- MATERIAL SUPPLIED -
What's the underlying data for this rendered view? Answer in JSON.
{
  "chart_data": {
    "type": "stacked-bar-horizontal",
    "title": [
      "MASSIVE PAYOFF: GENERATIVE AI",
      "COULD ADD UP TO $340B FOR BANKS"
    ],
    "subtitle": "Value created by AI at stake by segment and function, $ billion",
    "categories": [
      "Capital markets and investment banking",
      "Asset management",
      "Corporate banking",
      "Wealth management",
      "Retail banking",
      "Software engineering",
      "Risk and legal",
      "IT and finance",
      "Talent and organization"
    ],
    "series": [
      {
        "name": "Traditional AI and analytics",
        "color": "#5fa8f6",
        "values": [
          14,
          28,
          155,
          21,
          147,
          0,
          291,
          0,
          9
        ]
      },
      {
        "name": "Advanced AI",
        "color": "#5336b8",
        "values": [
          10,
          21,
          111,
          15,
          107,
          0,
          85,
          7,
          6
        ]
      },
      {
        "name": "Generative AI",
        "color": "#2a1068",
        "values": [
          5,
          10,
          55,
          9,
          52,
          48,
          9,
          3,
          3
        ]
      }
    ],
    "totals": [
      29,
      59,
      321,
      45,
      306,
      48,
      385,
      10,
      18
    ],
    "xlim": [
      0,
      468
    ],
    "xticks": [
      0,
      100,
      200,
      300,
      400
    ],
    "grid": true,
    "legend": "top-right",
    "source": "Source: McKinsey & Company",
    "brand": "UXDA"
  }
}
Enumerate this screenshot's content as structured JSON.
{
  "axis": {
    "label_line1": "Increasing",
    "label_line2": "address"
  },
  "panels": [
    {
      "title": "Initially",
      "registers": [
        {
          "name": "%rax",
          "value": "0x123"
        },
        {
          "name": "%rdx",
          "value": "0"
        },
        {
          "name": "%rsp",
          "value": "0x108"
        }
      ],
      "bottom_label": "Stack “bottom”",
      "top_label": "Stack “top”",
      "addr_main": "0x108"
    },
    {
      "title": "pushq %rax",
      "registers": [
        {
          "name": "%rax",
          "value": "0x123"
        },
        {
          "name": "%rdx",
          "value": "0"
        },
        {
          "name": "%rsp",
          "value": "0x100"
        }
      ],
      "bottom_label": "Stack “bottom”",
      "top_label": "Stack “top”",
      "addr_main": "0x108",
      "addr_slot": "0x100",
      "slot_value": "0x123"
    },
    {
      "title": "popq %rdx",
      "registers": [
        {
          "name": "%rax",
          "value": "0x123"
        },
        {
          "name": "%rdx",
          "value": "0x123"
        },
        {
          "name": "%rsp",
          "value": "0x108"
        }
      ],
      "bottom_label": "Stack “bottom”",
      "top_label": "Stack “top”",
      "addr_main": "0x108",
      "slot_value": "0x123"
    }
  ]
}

- STATED PROBLEM -
Scan the listing above. Collect all lines with the word "JSON".

- EXPECTED ANSWER -
What's the underlying data for this rendered view? Answer in JSON.
Enumerate this screenshot's content as structured JSON.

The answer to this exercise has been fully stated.